• **To do**: Count the lines below that contain the word "name", and give only that number.

Figure contents as structured data
Begin
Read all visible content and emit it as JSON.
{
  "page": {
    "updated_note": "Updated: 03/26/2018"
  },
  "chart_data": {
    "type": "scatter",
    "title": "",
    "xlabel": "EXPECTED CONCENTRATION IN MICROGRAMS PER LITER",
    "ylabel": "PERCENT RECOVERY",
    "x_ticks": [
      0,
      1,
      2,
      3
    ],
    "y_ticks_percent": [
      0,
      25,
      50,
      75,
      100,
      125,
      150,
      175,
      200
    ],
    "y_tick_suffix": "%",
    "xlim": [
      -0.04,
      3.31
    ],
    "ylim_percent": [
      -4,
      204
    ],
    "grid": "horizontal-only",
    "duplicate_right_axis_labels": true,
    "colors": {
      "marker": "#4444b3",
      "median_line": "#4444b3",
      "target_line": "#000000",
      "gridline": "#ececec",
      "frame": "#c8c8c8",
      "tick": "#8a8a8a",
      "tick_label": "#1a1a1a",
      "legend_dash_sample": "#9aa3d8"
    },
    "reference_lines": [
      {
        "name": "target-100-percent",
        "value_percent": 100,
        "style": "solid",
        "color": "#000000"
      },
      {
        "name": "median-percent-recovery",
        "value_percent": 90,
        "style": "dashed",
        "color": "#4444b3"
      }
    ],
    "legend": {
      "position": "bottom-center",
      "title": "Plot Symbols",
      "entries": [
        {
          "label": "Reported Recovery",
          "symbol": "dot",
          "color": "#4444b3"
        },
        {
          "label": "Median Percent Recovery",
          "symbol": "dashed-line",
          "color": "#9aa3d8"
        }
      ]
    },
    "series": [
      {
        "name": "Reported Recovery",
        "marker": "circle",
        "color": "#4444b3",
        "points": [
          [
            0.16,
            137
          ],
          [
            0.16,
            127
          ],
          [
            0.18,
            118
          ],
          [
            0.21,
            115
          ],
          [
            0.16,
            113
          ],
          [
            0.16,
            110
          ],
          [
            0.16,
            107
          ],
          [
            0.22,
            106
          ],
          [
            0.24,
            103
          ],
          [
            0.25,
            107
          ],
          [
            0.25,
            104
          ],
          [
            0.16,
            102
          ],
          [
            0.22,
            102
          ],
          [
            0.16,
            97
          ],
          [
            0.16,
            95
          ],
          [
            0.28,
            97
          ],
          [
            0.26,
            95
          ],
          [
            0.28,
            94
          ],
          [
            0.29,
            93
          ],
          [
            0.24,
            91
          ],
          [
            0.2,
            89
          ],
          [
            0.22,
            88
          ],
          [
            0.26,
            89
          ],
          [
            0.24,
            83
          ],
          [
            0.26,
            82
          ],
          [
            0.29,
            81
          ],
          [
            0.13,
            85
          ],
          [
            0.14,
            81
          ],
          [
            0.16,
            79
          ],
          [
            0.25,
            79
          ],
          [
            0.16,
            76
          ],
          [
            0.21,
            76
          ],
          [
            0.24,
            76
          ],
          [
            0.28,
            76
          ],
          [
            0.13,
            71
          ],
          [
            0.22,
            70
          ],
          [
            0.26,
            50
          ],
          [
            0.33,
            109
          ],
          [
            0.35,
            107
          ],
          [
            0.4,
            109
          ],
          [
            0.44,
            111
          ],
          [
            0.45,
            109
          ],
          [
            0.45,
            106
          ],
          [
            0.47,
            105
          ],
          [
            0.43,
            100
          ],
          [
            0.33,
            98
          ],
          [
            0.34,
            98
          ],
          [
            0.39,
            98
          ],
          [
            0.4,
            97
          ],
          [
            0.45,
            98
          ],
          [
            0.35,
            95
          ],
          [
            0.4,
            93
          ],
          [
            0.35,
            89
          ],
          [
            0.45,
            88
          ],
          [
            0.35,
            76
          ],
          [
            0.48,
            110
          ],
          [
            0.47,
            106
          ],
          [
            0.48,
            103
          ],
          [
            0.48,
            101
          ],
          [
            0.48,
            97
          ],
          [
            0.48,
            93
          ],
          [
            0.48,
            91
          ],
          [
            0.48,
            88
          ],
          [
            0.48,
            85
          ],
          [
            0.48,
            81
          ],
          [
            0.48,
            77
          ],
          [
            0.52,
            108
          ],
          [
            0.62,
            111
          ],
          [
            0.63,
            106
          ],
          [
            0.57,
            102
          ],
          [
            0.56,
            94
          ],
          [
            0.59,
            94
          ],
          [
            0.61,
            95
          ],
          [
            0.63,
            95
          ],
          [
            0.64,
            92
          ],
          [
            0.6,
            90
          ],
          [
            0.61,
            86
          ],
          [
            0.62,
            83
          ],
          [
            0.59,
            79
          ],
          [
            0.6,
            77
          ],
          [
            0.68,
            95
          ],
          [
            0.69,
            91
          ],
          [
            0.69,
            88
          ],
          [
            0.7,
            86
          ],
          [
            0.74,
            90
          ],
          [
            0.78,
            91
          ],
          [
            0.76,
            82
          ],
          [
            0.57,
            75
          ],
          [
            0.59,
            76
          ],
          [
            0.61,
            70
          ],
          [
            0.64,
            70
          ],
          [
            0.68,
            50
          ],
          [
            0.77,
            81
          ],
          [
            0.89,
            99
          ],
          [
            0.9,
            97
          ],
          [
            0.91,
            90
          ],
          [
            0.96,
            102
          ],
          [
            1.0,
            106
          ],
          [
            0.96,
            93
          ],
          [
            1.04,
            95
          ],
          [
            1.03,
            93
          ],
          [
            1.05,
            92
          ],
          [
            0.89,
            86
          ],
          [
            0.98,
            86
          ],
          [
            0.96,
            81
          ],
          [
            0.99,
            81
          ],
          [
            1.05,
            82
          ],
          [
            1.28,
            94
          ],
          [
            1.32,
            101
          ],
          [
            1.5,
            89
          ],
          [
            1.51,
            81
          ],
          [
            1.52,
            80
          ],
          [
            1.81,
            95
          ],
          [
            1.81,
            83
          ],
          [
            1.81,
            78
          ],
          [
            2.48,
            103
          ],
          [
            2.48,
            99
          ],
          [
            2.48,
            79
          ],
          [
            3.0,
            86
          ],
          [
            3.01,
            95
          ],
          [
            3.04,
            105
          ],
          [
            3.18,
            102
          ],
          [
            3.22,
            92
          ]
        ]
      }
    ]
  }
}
End
• **Output**: 3